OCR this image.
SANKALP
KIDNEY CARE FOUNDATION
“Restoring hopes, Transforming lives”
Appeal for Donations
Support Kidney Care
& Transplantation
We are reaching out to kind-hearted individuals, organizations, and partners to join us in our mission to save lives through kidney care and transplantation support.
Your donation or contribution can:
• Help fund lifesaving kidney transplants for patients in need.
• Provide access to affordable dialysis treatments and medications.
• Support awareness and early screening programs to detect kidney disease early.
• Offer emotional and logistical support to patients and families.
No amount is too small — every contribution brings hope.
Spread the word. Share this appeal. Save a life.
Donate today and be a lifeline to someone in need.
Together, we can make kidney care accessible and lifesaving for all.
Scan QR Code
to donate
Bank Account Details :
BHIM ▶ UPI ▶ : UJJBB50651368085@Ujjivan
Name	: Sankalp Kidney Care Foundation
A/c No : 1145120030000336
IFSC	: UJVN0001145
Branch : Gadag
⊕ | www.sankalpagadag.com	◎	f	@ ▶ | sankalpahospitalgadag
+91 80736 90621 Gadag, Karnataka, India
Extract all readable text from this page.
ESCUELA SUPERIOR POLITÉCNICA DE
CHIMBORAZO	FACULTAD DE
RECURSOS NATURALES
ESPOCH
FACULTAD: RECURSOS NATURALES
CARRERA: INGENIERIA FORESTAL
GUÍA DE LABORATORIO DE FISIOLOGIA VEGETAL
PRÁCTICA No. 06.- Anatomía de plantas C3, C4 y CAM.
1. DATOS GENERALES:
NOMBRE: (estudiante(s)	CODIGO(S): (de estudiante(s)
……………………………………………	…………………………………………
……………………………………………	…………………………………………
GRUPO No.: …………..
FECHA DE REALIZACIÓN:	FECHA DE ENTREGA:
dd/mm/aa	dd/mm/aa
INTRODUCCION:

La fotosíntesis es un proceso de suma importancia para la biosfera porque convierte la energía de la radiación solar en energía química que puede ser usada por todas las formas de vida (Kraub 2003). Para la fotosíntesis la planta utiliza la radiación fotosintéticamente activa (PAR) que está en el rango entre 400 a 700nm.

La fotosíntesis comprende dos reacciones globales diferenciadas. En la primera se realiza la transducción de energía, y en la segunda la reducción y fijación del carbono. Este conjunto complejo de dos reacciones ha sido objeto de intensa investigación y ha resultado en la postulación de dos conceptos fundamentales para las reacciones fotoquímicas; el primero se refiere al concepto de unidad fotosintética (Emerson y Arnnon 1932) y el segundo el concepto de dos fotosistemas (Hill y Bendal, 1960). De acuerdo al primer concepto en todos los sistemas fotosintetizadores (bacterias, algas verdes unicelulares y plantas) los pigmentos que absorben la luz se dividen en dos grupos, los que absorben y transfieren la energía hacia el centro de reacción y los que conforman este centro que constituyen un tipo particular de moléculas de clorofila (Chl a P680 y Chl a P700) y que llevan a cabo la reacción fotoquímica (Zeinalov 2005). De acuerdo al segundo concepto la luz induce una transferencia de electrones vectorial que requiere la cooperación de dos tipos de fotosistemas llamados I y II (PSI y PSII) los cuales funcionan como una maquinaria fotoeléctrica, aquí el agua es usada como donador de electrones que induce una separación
● ● ● ● ●
# WHAT IS BEING ASKED
Where a line of the listing holds "contribution", show that line.

# ANSWER BOX
Your donation or contribution can:
No amount is too small — every contribution brings hope.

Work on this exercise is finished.